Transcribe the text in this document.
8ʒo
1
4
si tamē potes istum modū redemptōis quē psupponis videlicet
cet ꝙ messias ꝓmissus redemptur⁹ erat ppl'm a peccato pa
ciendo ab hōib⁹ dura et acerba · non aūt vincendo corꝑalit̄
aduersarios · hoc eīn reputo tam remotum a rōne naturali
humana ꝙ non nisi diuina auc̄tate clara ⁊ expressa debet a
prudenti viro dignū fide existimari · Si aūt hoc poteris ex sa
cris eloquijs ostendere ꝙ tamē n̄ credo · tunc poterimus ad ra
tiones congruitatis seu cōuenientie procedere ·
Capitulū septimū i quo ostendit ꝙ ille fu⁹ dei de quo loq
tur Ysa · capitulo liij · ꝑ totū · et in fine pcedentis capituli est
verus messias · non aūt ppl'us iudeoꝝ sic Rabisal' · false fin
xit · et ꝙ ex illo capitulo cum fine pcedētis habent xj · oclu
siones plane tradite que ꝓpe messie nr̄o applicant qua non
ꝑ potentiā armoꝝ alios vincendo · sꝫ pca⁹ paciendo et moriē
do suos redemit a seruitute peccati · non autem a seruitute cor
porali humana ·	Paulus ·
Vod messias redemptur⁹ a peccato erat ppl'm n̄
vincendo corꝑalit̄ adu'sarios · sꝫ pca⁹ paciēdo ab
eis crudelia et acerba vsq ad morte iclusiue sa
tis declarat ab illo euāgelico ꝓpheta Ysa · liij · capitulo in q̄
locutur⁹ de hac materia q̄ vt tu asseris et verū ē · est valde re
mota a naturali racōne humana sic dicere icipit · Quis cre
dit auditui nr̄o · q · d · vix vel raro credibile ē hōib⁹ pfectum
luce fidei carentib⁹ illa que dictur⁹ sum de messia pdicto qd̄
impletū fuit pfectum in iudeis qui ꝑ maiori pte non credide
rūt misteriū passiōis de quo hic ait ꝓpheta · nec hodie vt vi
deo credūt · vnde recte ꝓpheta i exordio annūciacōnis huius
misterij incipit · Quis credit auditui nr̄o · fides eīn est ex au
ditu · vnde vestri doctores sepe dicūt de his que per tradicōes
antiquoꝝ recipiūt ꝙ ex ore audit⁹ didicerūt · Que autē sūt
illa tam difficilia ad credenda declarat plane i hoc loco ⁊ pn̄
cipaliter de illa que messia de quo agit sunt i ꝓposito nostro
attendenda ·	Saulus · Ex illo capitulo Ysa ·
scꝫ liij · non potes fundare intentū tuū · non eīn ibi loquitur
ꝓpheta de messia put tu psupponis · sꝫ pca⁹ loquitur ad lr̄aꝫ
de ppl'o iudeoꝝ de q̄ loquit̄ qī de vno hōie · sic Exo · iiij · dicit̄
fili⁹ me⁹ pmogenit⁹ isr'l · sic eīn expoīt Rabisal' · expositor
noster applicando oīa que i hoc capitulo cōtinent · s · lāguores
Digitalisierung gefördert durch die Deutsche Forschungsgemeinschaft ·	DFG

──────

▶ REQUIREMENTS
Retype the whole listing above exactly.

▶ SOLUTION TO THE EXERCISE
Transcribe the text in this document.
8ʒo
1
4
si tamē potes istum modū redemptōis quē psupponis videlicet
cet ꝙ messias ꝓmissus redemptur⁹ erat ppl'm a peccato pa
ciendo ab hōib⁹ dura et acerba · non aūt vincendo corꝑalit̄
aduersarios · hoc eīn reputo tam remotum a rōne naturali
humana ꝙ non nisi diuina auc̄tate clara ⁊ expressa debet a
prudenti viro dignū fide existimari · Si aūt hoc poteris ex sa
cris eloquijs ostendere ꝙ tamē n̄ credo · tunc poterimus ad ra
tiones congruitatis seu cōuenientie procedere ·
Capitulū septimū i quo ostendit ꝙ ille fu⁹ dei de quo loq
tur Ysa · capitulo liij · ꝑ totū · et in fine pcedentis capituli est
verus messias · non aūt ppl'us iudeoꝝ sic Rabisal' · false fin
xit · et ꝙ ex illo capitulo cum fine pcedētis habent xj · oclu
siones plane tradite que ꝓpe messie nr̄o applicant qua non
ꝑ potentiā armoꝝ alios vincendo · sꝫ pca⁹ paciendo et moriē
do suos redemit a seruitute peccati · non autem a seruitute cor
porali humana ·	Paulus ·
Vod messias redemptur⁹ a peccato erat ppl'm n̄
vincendo corꝑalit̄ adu'sarios · sꝫ pca⁹ paciēdo ab
eis crudelia et acerba vsq ad morte iclusiue sa
tis declarat ab illo euāgelico ꝓpheta Ysa · liij · capitulo in q̄
locutur⁹ de hac materia q̄ vt tu asseris et verū ē · est valde re
mota a naturali racōne humana sic dicere icipit · Quis cre
dit auditui nr̄o · q · d · vix vel raro credibile ē hōib⁹ pfectum
luce fidei carentib⁹ illa que dictur⁹ sum de messia pdicto qd̄
impletū fuit pfectum in iudeis qui ꝑ maiori pte non credide
rūt misteriū passiōis de quo hic ait ꝓpheta · nec hodie vt vi
deo credūt · vnde recte ꝓpheta i exordio annūciacōnis huius
misterij incipit · Quis credit auditui nr̄o · fides eīn est ex au
ditu · vnde vestri doctores sepe dicūt de his que per tradicōes
antiquoꝝ recipiūt ꝙ ex ore audit⁹ didicerūt · Que autē sūt
illa tam difficilia ad credenda declarat plane i hoc loco ⁊ pn̄
cipaliter de illa que messia de quo agit sunt i ꝓposito nostro
attendenda ·	Saulus · Ex illo capitulo Ysa ·
scꝫ liij · non potes fundare intentū tuū · non eīn ibi loquitur
ꝓpheta de messia put tu psupponis · sꝫ pca⁹ loquitur ad lr̄aꝫ
de ppl'o iudeoꝝ de q̄ loquit̄ qī de vno hōie · sic Exo · iiij · dicit̄
fili⁹ me⁹ pmogenit⁹ isr'l · sic eīn expoīt Rabisal' · expositor
noster applicando oīa que i hoc capitulo cōtinent · s · lāguores
Digitalisierung gefördert durch die Deutsche Forschungsgemeinschaft ·	DFG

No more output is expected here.